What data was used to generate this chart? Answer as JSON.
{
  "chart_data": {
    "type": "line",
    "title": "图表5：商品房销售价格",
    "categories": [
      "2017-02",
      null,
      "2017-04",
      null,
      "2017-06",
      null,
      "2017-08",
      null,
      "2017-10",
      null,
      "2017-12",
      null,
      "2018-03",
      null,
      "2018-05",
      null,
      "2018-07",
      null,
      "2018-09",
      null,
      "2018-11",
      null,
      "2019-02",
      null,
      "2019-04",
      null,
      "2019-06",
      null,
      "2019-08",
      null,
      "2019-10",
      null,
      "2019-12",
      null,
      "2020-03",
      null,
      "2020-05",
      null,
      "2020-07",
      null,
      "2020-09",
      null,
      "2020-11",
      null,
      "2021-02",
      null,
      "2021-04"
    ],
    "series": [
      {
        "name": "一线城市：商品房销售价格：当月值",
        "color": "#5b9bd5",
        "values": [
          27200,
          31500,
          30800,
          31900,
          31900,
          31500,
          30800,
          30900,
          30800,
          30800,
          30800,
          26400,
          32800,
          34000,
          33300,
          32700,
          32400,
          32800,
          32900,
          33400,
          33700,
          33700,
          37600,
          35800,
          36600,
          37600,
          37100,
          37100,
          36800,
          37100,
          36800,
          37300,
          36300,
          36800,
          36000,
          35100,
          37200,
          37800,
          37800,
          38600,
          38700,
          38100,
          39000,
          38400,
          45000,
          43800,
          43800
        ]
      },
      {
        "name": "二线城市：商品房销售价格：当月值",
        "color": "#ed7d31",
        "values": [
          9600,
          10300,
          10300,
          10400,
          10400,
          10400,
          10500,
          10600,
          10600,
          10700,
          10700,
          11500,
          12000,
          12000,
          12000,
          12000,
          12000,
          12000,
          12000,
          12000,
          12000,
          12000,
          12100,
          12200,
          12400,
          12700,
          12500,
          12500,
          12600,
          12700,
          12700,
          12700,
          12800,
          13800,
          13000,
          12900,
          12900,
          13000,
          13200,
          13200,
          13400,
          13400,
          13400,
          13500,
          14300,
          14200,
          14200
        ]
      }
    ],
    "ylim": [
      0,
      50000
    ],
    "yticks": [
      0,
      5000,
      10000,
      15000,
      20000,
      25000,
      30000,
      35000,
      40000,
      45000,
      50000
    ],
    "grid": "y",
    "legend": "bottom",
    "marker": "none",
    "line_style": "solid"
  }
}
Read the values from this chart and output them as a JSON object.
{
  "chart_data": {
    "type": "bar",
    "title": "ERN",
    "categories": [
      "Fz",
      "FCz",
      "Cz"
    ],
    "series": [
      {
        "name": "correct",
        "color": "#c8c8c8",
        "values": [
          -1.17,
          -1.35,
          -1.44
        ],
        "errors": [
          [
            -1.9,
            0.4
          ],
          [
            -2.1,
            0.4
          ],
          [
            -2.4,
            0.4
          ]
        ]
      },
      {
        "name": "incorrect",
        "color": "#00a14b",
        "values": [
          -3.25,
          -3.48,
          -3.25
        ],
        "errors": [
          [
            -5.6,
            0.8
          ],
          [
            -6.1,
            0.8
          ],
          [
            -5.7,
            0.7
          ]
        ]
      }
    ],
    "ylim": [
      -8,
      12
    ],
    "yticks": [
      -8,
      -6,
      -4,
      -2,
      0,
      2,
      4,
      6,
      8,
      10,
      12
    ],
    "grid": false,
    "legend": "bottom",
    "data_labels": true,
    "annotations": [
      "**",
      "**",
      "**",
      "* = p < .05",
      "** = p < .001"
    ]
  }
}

◆ ◆ ◆ ◆ ◆

[REQUIREMENT] Using the data above, repeat every line exactly.

[COMPLETED EXERCISE]
What data was used to generate this chart? Answer as JSON.
{
  "chart_data": {
    "type": "line",
    "title": "图表5：商品房销售价格",
    "categories": [
      "2017-02",
      null,
      "2017-04",
      null,
      "2017-06",
      null,
      "2017-08",
      null,
      "2017-10",
      null,
      "2017-12",
      null,
      "2018-03",
      null,
      "2018-05",
      null,
      "2018-07",
      null,
      "2018-09",
      null,
      "2018-11",
      null,
      "2019-02",
      null,
      "2019-04",
      null,
      "2019-06",
      null,
      "2019-08",
      null,
      "2019-10",
      null,
      "2019-12",
      null,
      "2020-03",
      null,
      "2020-05",
      null,
      "2020-07",
      null,
      "2020-09",
      null,
      "2020-11",
      null,
      "2021-02",
      null,
      "2021-04"
    ],
    "series": [
      {
        "name": "一线城市：商品房销售价格：当月值",
        "color": "#5b9bd5",
        "values": [
          27200,
          31500,
          30800,
          31900,
          31900,
          31500,
          30800,
          30900,
          30800,
          30800,
          30800,
          26400,
          32800,
          34000,
          33300,
          32700,
          32400,
          32800,
          32900,
          33400,
          33700,
          33700,
          37600,
          35800,
          36600,
          37600,
          37100,
          37100,
          36800,
          37100,
          36800,
          37300,
          36300,
          36800,
          36000,
          35100,
          37200,
          37800,
          37800,
          38600,
          38700,
          38100,
          39000,
          38400,
          45000,
          43800,
          43800
        ]
      },
      {
        "name": "二线城市：商品房销售价格：当月值",
        "color": "#ed7d31",
        "values": [
          9600,
          10300,
          10300,
          10400,
          10400,
          10400,
          10500,
          10600,
          10600,
          10700,
          10700,
          11500,
          12000,
          12000,
          12000,
          12000,
          12000,
          12000,
          12000,
          12000,
          12000,
          12000,
          12100,
          12200,
          12400,
          12700,
          12500,
          12500,
          12600,
          12700,
          12700,
          12700,
          12800,
          13800,
          13000,
          12900,
          12900,
          13000,
          13200,
          13200,
          13400,
          13400,
          13400,
          13500,
          14300,
          14200,
          14200
        ]
      }
    ],
    "ylim": [
      0,
      50000
    ],
    "yticks": [
      0,
      5000,
      10000,
      15000,
      20000,
      25000,
      30000,
      35000,
      40000,
      45000,
      50000
    ],
    "grid": "y",
    "legend": "bottom",
    "marker": "none",
    "line_style": "solid"
  }
}
Read the values from this chart and output them as a JSON object.
{
  "chart_data": {
    "type": "bar",
    "title": "ERN",
    "categories": [
      "Fz",
      "FCz",
      "Cz"
    ],
    "series": [
      {
        "name": "correct",
        "color": "#c8c8c8",
        "values": [
          -1.17,
          -1.35,
          -1.44
        ],
        "errors": [
          [
            -1.9,
            0.4
          ],
          [
            -2.1,
            0.4
          ],
          [
            -2.4,
            0.4
          ]
        ]
      },
      {
        "name": "incorrect",
        "color": "#00a14b",
        "values": [
          -3.25,
          -3.48,
          -3.25
        ],
        "errors": [
          [
            -5.6,
            0.8
          ],
          [
            -6.1,
            0.8
          ],
          [
            -5.7,
            0.7
          ]
        ]
      }
    ],
    "ylim": [
      -8,
      12
    ],
    "yticks": [
      -8,
      -6,
      -4,
      -2,
      0,
      2,
      4,
      6,
      8,
      10,
      12
    ],
    "grid": false,
    "legend": "bottom",
    "data_labels": true,
    "annotations": [
      "**",
      "**",
      "**",
      "* = p < .05",
      "** = p < .001"
    ]
  }
}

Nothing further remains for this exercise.